[start SUPPLIED INFORMATION]

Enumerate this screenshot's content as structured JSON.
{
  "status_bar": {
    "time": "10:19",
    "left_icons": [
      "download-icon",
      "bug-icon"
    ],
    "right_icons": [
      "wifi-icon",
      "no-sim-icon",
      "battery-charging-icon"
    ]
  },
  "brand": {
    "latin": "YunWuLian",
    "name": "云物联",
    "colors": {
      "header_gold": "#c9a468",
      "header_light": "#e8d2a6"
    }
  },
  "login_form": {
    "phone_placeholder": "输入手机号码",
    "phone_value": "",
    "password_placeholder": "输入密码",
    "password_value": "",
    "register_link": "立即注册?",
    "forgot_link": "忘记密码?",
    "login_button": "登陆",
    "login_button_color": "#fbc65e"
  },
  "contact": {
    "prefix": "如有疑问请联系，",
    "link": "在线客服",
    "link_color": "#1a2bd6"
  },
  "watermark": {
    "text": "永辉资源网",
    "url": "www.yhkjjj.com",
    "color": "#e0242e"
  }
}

[end SUPPLIED INFORMATION]
[start SUPPLIED INFORMATION]

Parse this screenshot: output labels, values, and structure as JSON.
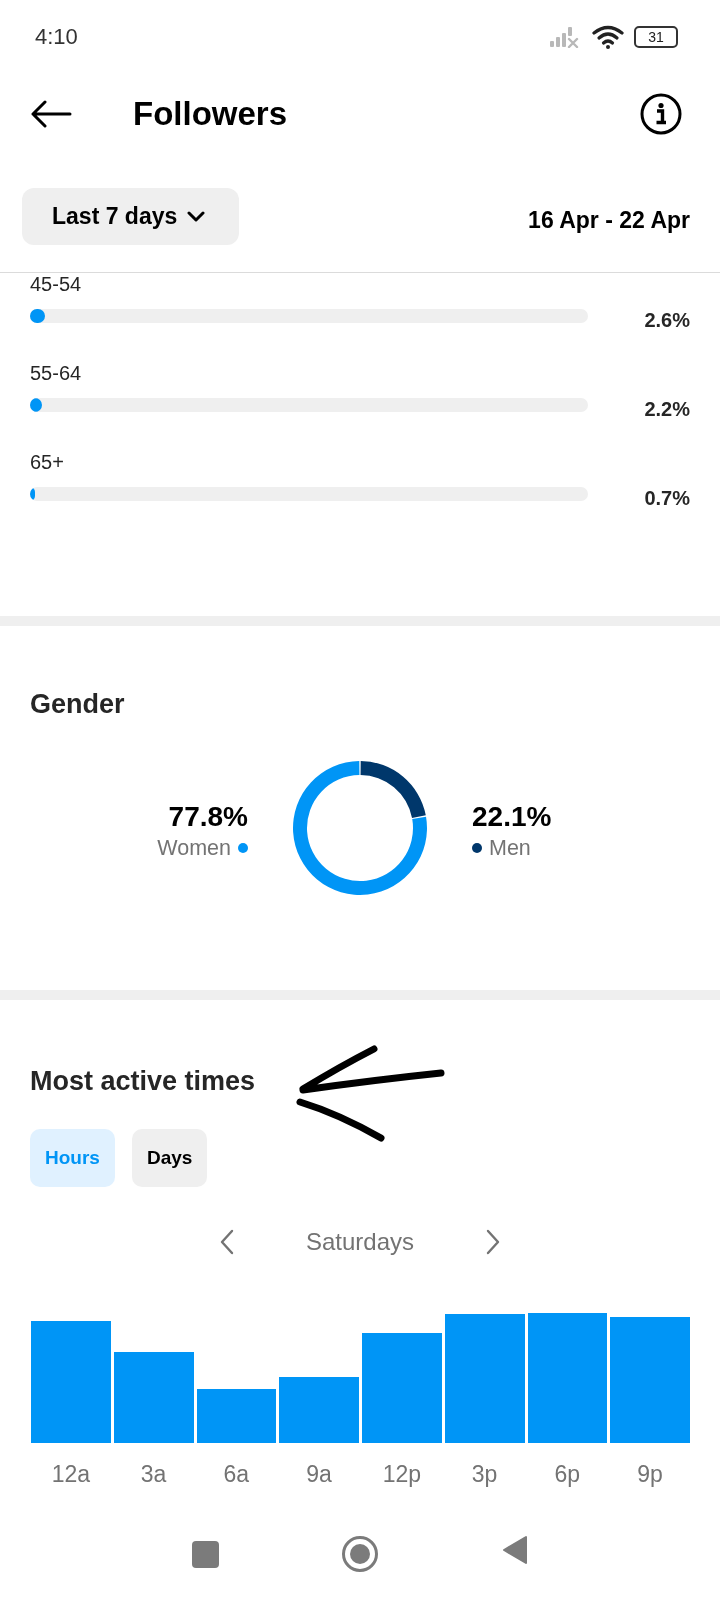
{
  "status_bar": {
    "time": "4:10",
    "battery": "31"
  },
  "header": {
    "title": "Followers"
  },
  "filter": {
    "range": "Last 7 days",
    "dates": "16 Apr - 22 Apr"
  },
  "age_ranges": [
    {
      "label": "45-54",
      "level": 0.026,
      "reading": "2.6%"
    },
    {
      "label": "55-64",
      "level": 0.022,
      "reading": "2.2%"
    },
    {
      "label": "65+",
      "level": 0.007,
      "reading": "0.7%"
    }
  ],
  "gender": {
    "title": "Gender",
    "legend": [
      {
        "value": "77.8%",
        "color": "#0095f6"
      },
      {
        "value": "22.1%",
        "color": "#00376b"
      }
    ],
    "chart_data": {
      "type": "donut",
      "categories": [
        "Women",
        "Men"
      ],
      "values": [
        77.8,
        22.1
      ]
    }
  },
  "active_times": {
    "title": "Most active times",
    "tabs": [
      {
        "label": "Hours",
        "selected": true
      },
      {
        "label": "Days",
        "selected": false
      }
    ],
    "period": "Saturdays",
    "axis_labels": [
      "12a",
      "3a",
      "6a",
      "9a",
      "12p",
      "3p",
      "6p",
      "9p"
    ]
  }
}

[end SUPPLIED INFORMATION]
[start SUPPLIED INFORMATION]

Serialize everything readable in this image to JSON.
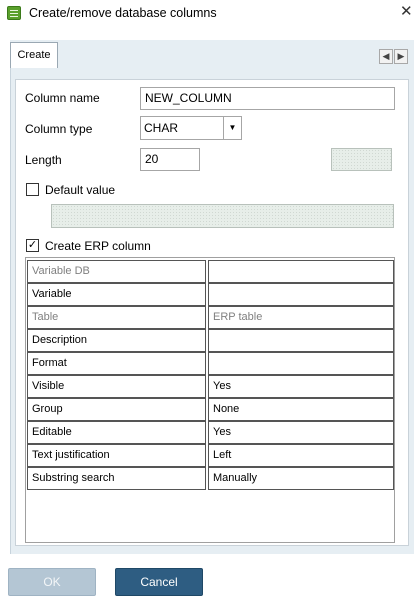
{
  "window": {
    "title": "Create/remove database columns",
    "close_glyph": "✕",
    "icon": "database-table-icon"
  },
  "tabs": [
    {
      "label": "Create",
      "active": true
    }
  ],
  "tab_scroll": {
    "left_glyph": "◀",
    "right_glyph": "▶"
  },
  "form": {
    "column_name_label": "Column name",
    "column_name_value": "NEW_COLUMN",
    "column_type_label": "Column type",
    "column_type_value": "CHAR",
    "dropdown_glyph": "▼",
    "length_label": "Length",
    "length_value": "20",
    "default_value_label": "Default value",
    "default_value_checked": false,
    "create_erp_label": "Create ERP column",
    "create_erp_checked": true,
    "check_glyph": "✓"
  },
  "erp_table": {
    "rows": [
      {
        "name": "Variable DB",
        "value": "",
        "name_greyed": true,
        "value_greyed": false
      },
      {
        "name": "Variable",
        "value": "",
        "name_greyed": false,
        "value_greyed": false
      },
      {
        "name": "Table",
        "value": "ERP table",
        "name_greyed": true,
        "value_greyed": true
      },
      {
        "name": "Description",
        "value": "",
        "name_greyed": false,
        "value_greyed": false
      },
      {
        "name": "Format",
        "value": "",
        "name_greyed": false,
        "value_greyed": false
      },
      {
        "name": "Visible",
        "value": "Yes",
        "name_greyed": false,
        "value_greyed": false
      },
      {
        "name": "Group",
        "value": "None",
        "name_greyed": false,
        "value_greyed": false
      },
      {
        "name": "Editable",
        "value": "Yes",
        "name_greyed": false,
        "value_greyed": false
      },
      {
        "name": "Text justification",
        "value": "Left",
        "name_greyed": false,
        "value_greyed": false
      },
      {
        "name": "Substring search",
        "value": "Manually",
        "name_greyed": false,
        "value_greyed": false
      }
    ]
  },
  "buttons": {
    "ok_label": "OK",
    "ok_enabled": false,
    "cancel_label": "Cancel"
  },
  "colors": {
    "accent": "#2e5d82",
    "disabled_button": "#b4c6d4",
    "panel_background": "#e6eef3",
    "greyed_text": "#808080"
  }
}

[end SUPPLIED INFORMATION]

SET TASK:
Return every line in the listing that contains the word "JSON".

IN RESPONSE:
Enumerate this screenshot's content as structured JSON.
Parse this screenshot: output labels, values, and structure as JSON.
Serialize everything readable in this image to JSON.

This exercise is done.